### やること
思春期に聴いた音楽についての文章を、一字も変えずに最初から最後までもう一度書いてください。

### 読む文章
—————

ピーター・バラカンさんがどこかで言われておりましたが、思春期に影響を受けたものはその後の '自分' を形成する上でずっと残っていく(相当意訳しておりますが)そうで、聴いてきた音楽体験も大体そこに引っ張られていくらしいです。なるほど、確かにわたしにとってのR&Bやソウル・ミュージック、特にファンクの持つグルーヴの中毒性は、いまに至ってもなお自分を惹きつけるんですよね。だから 'ジャズ原理主義者' が毛嫌いするアシッド・ジャズ系のものなど、むしろ、わたしにとってはジャズを聴く上での良い '入り口' だったと思っております。一方で、それまで米国産の音楽ばかり嗜んできた自分が、ある音楽をきっかけにUK産やヨーロッパのものにシフトするグループがいました。

—————

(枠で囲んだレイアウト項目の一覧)
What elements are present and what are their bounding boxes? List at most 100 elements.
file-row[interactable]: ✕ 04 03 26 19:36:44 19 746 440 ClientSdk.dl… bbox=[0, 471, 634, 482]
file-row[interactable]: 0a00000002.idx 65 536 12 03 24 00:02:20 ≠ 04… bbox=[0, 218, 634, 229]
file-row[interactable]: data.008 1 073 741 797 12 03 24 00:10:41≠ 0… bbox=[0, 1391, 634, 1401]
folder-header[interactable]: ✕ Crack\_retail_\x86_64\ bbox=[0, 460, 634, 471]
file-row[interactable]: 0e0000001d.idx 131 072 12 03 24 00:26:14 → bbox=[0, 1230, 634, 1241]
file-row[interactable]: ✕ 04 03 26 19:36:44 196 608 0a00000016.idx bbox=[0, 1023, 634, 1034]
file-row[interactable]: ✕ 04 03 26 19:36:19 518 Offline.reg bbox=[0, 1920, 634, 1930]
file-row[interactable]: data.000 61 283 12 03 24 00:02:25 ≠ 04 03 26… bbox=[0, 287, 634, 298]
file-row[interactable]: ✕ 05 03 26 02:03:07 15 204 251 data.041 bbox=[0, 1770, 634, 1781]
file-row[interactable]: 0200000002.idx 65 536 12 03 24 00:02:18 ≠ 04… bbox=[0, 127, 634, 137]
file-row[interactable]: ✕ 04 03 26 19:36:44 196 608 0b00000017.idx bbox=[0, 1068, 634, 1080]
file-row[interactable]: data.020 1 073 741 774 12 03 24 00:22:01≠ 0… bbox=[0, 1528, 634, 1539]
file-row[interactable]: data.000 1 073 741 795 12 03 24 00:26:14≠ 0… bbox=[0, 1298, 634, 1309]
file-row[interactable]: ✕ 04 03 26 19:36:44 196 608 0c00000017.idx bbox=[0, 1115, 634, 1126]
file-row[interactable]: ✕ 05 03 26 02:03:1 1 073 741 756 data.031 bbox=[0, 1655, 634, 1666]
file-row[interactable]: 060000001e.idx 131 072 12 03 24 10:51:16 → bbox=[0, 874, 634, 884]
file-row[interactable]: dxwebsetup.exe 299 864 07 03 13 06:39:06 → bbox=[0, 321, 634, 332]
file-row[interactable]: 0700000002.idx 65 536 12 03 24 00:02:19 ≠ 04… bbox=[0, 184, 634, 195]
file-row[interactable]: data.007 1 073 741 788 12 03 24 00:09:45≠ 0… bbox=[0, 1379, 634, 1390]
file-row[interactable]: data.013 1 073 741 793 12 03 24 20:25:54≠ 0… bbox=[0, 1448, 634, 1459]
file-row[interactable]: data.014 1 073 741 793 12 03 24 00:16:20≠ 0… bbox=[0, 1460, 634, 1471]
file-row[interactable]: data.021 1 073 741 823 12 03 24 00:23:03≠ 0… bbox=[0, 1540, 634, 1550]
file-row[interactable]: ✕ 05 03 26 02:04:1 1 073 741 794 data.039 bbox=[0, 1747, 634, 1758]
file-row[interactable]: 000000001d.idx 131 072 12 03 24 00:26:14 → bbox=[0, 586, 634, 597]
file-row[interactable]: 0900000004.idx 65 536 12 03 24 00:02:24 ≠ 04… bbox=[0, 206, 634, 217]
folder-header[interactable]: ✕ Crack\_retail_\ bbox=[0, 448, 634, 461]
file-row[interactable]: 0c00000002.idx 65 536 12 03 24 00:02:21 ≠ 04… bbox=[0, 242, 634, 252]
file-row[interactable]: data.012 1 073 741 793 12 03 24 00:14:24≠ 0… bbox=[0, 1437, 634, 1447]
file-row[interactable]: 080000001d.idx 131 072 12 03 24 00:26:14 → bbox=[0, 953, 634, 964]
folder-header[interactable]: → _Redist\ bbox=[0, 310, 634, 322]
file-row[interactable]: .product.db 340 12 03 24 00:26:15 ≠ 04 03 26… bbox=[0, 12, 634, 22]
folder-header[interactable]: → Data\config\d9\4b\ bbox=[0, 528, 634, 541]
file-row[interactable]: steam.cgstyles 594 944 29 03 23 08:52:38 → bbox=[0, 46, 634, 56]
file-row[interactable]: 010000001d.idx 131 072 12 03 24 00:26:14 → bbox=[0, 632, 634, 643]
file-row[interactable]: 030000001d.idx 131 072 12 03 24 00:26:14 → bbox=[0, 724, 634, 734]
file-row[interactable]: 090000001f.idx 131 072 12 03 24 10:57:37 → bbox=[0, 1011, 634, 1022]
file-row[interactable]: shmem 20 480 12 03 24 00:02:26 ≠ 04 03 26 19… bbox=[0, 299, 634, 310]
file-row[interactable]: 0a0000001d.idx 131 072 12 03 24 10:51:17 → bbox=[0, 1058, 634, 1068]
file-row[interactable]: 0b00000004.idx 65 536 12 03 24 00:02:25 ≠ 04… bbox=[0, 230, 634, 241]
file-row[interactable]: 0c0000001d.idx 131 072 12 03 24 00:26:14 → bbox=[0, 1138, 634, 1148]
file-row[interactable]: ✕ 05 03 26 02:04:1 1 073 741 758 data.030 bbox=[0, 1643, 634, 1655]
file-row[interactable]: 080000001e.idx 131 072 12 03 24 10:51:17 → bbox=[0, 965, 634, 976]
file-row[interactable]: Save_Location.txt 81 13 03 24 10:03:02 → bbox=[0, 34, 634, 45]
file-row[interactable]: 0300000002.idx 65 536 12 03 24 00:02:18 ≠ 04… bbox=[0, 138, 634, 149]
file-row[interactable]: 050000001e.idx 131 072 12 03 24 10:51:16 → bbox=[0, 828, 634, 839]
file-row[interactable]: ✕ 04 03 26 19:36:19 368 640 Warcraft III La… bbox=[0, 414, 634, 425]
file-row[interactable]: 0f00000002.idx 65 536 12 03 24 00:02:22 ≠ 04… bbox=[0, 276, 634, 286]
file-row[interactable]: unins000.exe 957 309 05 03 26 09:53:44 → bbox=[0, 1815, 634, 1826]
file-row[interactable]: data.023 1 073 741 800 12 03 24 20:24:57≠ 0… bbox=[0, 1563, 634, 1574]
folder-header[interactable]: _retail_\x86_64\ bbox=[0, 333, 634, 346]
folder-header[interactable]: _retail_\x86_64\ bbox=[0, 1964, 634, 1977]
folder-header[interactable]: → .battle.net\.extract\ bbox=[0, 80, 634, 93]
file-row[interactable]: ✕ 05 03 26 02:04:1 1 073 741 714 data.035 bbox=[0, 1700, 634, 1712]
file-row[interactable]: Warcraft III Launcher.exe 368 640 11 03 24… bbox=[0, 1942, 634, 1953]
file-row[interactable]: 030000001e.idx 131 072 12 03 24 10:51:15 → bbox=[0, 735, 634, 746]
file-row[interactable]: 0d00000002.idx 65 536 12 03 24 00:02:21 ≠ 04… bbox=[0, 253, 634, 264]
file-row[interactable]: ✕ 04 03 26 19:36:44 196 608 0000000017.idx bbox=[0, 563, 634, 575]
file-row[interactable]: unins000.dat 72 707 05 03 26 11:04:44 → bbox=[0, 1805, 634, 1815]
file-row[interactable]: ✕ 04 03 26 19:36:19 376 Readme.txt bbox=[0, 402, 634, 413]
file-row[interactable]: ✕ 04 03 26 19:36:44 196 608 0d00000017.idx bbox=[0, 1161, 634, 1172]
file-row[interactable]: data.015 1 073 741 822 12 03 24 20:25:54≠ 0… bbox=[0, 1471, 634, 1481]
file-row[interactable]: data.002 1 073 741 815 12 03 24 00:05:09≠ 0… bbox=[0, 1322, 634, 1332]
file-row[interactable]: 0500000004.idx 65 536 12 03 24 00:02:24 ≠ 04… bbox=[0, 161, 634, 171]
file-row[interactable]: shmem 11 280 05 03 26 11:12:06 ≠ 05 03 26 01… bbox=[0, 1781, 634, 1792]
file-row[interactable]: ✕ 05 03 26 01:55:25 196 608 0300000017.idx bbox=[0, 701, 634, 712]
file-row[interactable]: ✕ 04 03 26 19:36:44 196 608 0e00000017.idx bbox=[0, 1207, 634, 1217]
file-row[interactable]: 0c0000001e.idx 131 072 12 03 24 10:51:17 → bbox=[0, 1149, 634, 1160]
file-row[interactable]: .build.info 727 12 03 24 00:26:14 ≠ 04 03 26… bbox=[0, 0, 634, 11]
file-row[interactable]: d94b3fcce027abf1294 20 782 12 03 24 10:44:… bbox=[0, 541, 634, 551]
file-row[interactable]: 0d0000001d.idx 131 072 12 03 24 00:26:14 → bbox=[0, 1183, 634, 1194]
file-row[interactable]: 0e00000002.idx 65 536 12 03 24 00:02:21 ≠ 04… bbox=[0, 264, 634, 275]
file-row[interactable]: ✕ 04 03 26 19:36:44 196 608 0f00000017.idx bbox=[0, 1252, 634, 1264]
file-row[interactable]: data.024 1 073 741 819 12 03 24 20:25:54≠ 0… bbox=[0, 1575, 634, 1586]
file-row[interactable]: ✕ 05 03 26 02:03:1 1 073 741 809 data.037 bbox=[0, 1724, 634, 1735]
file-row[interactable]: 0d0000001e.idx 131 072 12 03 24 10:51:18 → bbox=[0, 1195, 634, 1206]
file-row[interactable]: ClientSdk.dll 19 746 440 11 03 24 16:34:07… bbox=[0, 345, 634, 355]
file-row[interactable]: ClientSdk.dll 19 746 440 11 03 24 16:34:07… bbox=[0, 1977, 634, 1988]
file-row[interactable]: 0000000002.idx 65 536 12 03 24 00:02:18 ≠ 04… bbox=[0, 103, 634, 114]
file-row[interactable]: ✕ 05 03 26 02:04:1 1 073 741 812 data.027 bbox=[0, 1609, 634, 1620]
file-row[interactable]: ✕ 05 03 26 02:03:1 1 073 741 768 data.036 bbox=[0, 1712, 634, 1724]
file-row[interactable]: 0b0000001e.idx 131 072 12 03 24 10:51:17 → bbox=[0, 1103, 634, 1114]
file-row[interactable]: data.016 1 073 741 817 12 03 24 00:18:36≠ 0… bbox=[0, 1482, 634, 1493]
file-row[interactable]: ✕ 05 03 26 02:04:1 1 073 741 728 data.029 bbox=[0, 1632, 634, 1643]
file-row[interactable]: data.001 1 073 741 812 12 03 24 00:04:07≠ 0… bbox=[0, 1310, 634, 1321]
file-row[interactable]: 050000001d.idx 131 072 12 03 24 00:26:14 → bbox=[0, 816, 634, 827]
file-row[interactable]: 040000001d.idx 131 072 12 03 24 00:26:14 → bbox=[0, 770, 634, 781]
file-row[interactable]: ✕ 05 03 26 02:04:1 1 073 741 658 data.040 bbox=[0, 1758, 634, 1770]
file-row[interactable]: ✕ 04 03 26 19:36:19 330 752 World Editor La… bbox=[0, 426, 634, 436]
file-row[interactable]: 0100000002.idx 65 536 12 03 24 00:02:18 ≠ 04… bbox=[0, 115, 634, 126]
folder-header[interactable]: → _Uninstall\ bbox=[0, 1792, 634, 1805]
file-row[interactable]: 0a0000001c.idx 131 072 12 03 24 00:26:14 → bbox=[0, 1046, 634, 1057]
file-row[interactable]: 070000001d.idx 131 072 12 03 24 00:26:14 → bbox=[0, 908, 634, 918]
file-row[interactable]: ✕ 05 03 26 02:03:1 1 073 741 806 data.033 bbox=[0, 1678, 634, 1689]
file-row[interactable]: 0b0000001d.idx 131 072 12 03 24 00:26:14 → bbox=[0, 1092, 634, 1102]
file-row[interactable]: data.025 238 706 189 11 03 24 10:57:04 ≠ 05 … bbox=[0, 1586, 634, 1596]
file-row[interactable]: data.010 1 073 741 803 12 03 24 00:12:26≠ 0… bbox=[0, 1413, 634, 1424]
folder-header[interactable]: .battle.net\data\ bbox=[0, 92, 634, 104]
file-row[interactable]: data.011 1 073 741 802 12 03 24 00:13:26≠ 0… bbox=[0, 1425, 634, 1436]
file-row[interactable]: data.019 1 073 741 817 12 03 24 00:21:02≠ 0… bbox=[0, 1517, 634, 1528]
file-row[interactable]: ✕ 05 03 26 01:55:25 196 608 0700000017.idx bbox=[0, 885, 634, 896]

—————

### こたえ
ピーター・バラカンさんがどこかで言われておりましたが、思春期に影響を受けたものはその後の '自分' を形成する上でずっと残っていく(相当意訳しておりますが)そうで、聴いてきた音楽体験も大体そこに引っ張られていくらしいです。なるほど、確かにわたしにとってのR&Bやソウル・ミュージック、特にファンクの持つグルーヴの中毒性は、いまに至ってもなお自分を惹きつけるんですよね。だから 'ジャズ原理主義者' が毛嫌いするアシッド・ジャズ系のものなど、むしろ、わたしにとってはジャズを聴く上での良い '入り口' だったと思っております。一方で、それまで米国産の音楽ばかり嗜んできた自分が、ある音楽をきっかけにUK産やヨーロッパのものにシフトするグループがいました。